begin

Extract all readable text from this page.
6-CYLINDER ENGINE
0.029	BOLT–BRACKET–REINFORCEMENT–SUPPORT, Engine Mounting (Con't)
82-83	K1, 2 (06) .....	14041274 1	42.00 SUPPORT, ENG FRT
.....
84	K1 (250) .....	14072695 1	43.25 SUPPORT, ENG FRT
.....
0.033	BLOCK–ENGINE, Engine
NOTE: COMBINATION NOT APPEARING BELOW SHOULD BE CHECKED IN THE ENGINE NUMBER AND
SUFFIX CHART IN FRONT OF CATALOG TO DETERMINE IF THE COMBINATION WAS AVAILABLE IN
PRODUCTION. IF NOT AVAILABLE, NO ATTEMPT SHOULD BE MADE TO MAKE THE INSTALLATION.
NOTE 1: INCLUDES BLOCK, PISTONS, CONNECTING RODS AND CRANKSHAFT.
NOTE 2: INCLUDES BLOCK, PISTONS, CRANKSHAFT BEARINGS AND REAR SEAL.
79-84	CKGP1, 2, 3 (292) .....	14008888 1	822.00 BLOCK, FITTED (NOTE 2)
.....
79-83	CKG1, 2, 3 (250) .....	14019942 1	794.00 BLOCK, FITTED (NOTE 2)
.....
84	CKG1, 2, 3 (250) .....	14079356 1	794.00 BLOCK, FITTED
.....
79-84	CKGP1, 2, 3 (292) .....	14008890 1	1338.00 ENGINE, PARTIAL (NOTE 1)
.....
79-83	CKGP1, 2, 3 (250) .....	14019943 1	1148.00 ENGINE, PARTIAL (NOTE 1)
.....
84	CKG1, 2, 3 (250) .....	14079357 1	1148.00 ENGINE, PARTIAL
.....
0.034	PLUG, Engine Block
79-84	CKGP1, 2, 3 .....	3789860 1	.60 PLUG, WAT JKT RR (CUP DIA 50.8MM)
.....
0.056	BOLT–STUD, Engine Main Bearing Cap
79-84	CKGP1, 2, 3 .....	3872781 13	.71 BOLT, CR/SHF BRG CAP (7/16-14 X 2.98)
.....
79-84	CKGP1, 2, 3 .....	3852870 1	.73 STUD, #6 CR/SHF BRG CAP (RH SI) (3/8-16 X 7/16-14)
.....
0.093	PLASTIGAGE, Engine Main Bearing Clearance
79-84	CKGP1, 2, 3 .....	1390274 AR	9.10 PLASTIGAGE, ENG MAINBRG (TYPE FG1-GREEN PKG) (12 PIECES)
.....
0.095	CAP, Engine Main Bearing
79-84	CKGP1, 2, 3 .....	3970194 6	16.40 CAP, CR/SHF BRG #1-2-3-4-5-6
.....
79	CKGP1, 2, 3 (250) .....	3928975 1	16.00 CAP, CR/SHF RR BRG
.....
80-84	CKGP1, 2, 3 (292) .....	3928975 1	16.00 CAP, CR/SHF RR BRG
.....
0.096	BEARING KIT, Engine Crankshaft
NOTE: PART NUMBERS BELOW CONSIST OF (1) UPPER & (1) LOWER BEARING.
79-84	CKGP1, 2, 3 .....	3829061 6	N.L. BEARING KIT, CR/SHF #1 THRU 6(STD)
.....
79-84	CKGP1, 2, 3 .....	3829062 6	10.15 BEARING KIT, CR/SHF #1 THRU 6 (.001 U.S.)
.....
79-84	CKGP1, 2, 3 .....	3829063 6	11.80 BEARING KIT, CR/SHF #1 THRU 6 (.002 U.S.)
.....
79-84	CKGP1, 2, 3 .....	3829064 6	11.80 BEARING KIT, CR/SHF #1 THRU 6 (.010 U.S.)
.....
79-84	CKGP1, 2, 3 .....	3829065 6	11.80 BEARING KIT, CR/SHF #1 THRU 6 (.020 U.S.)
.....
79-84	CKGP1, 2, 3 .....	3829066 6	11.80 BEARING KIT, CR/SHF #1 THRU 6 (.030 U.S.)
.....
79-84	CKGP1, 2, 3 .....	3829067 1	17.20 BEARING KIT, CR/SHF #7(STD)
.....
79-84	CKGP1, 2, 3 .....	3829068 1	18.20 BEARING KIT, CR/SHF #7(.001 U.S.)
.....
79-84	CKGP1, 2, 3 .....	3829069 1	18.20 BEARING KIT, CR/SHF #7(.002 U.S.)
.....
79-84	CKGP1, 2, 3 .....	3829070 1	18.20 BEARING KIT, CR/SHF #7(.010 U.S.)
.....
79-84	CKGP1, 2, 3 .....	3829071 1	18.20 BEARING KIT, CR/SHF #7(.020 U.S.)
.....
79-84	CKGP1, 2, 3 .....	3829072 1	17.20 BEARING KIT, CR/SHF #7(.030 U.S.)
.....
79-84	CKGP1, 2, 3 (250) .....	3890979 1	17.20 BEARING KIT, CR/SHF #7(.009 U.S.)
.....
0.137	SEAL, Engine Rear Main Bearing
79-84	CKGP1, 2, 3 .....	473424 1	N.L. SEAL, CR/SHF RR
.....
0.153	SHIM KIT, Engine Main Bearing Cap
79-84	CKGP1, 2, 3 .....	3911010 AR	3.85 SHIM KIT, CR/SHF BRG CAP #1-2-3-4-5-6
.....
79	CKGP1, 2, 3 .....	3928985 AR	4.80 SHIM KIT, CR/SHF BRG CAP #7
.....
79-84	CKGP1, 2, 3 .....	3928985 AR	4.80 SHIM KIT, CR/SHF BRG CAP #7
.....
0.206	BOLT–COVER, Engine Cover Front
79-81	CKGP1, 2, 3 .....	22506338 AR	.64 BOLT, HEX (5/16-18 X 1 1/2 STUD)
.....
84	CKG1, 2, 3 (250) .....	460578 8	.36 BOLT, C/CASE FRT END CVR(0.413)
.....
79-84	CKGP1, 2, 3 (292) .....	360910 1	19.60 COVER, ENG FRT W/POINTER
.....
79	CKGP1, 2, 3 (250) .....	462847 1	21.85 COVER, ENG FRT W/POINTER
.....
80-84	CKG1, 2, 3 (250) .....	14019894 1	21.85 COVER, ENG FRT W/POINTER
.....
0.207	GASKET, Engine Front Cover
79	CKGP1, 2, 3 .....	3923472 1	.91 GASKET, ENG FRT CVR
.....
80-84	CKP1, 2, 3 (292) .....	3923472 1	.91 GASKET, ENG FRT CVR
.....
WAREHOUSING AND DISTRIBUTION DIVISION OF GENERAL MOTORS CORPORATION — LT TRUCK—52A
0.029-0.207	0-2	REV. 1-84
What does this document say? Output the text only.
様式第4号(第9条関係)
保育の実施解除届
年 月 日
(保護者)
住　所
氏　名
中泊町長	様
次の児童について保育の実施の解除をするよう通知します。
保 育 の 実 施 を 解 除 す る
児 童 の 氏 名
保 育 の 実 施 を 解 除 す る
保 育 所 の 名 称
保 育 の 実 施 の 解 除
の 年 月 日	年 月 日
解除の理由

end

**TASK TO COMPLETE**: Search the data above for the word "BELOW", then gather each line in which it appears.

**ANSWER FOR THE TASK**:
NOTE: COMBINATION NOT APPEARING BELOW SHOULD BE CHECKED IN THE ENGINE NUMBER AND
NOTE: PART NUMBERS BELOW CONSIST OF (1) UPPER & (1) LOWER BEARING.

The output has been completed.